**PROVIDED TEXT:**
##############################

# Naile?



## HoosierShadow (Apr 20, 2010)

Anyone ever go to or planning to go to NAILE for the Boer goat show? Just wondering what the experience is like? 
I was reading that the NAILE show this year is an Open show, so it's not an ABGA sanctioned show. 
Do you think the big breeders will come or that it will be a really big show? I have no idea what to expect, and can't seem to find past entry records for the show from ABGA website. 

We said we were done for the year, but part of me would sure love for my kids to be able to take a few goats to the show just for the experience. We don't have big/fancy show goats that can compete with big breeders, but sure would be fun regardless.


----------



## amanda5858 (Aug 3, 2015)

I have never been, but have planned to go for the last few years. Just never actually made the trip. I know that the market show is huge, and is super competitive. But I'm not sure about the open show. But if it is any thing like the market show, then it will be large and competitive


----------



## cowgirlboergoats (Apr 29, 2012)

I went down a few years ago. I didn't bring any goats, just to watch the show. I remember that one of the young full blood class had about 31 goats. I watched a bit of the cattle show, in Freedom Hall, and shopped around at the booths that was there. I hope in a few years that I will be going again, but with goats.

##############################

**LISTED RECORDS:**
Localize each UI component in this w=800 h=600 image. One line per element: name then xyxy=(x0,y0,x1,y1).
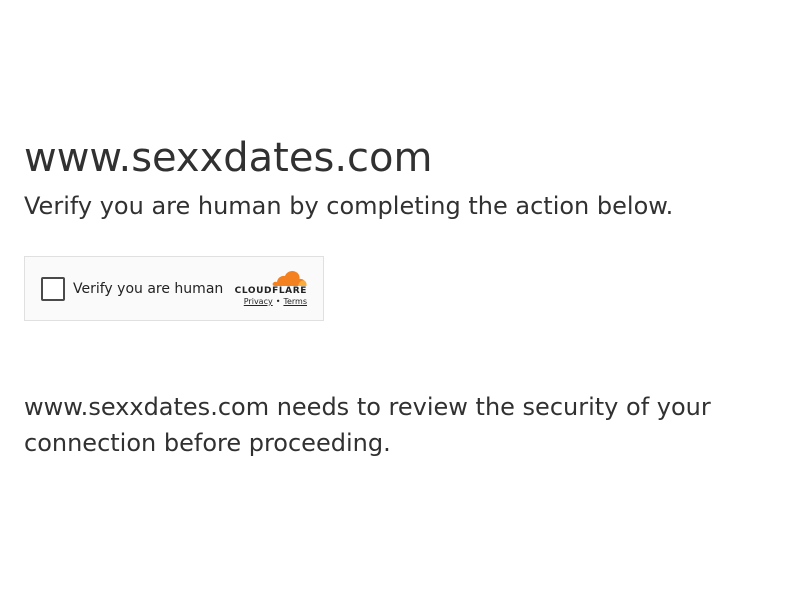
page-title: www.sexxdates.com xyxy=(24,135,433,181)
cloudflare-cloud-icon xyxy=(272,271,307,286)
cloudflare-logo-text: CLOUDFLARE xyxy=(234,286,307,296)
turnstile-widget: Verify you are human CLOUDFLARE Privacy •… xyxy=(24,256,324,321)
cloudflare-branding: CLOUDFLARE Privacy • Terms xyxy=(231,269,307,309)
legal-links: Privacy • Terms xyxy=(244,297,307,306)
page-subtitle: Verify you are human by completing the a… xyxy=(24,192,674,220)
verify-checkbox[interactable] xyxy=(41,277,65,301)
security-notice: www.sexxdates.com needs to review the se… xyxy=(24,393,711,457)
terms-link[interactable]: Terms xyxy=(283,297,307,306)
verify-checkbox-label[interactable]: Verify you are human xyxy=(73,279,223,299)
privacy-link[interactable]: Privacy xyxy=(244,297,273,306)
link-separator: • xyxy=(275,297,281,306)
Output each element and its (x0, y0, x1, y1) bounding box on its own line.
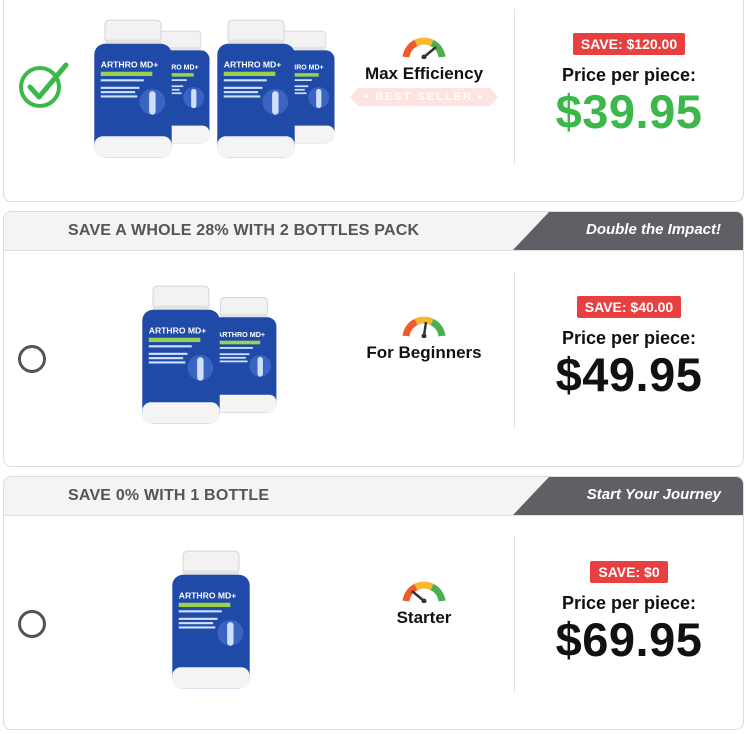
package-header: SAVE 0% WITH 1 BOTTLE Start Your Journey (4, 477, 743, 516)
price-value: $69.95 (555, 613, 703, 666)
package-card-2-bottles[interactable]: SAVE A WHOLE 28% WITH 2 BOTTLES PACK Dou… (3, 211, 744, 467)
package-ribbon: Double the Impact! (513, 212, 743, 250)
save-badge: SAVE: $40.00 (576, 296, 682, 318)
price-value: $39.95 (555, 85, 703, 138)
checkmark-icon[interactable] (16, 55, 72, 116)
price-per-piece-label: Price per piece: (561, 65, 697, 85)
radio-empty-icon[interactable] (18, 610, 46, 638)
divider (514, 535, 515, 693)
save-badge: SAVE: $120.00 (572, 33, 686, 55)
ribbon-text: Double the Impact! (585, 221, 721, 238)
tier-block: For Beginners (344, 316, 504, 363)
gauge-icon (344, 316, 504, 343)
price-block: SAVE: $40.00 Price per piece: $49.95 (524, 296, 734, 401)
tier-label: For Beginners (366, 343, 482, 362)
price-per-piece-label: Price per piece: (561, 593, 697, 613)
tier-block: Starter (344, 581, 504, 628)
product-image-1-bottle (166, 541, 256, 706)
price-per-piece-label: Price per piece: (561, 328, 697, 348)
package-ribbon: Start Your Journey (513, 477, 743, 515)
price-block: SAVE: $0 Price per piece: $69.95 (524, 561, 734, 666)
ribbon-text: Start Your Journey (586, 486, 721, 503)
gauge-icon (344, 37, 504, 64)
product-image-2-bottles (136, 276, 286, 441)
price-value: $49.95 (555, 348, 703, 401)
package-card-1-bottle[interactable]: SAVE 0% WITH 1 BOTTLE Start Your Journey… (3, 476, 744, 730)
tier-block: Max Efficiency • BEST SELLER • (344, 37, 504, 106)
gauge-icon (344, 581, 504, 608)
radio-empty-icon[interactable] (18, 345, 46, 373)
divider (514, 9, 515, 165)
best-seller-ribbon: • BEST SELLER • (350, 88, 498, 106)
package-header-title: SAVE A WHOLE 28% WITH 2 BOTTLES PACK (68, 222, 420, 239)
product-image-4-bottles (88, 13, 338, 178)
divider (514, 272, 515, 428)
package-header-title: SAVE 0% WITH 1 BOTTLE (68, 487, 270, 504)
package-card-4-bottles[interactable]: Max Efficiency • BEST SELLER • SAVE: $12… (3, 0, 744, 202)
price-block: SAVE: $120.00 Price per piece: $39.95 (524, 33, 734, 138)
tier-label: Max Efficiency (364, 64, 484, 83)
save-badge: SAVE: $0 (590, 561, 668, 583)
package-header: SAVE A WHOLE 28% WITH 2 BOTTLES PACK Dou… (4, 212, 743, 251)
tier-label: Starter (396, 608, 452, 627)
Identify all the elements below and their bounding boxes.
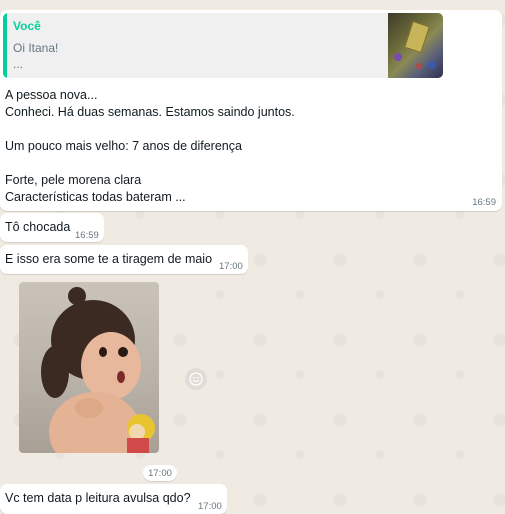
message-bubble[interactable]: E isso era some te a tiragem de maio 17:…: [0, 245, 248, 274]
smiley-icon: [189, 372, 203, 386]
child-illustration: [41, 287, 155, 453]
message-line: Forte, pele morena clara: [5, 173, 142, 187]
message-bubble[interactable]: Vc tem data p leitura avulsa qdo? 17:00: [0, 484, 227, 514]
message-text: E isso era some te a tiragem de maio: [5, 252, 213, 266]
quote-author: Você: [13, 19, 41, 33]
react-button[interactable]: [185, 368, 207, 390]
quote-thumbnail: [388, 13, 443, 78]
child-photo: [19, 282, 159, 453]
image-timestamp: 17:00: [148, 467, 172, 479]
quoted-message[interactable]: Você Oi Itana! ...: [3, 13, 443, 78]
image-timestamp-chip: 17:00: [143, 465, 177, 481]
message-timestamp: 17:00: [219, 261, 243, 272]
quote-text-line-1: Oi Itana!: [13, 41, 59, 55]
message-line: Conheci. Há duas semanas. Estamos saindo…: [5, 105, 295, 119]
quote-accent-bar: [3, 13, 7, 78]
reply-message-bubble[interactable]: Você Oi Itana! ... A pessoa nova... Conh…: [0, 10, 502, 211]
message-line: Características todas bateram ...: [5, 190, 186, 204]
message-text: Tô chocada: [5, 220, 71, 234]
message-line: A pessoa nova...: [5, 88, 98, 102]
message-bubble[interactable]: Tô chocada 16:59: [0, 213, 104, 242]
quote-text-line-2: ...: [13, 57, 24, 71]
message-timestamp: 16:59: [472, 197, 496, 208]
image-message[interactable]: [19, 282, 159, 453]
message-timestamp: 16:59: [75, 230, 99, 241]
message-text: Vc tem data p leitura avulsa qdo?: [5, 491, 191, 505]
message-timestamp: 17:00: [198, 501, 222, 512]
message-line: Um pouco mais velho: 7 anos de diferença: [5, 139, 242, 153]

##############################

**TO DO:**
1) Repeat the passage of the NAILE goat show thread that opens with the words containing "## HoosierShadow (Apr" and closes with "be fun regardless.", copying it word for word.
2) Pick up the NAILE goat show thread after its last sentence and continue it.

**RESPONSES:**
1)
## HoosierShadow (Apr 20, 2010)

Anyone ever go to or planning to go to NAILE for the Boer goat show? Just wondering what the experience is like? 
I was reading that the NAILE show this year is an Open show, so it's not an ABGA sanctioned show. 
Do you think the big breeders will come or that it will be a really big show? I have no idea what to expect, and can't seem to find past entry records for the show from ABGA website. 

We said we were done for the year, but part of me would sure love for my kids to be able to take a few goats to the show just for the experience. We don't have big/fancy show goats that can compete with big breeders, but sure would be fun regardless.

2)
----------



## crazygoatlady_inthemaking (Apr 25, 2014)

I went the last year for the first time for the market show and I had a great time! It's smaller than I expected but not small. Every class had around 20 goats and would pick top few and place those. No different than our state show. We never got anything higher than a participating ribbon but it was a fun experience. You see people from all over the country and the different styles of showing and you can meet many people. I would like to pursue showing breeding does later so we talked to a ton of major breeders and learned a lot! This year we hope to be more competitive since we kinda have an idea of the show.


----------



## crazygoatlady_inthemaking (Apr 25, 2014)

I also loved walking through the booths! Man, I would have came home with a goat walker carousel type thing if I had the money..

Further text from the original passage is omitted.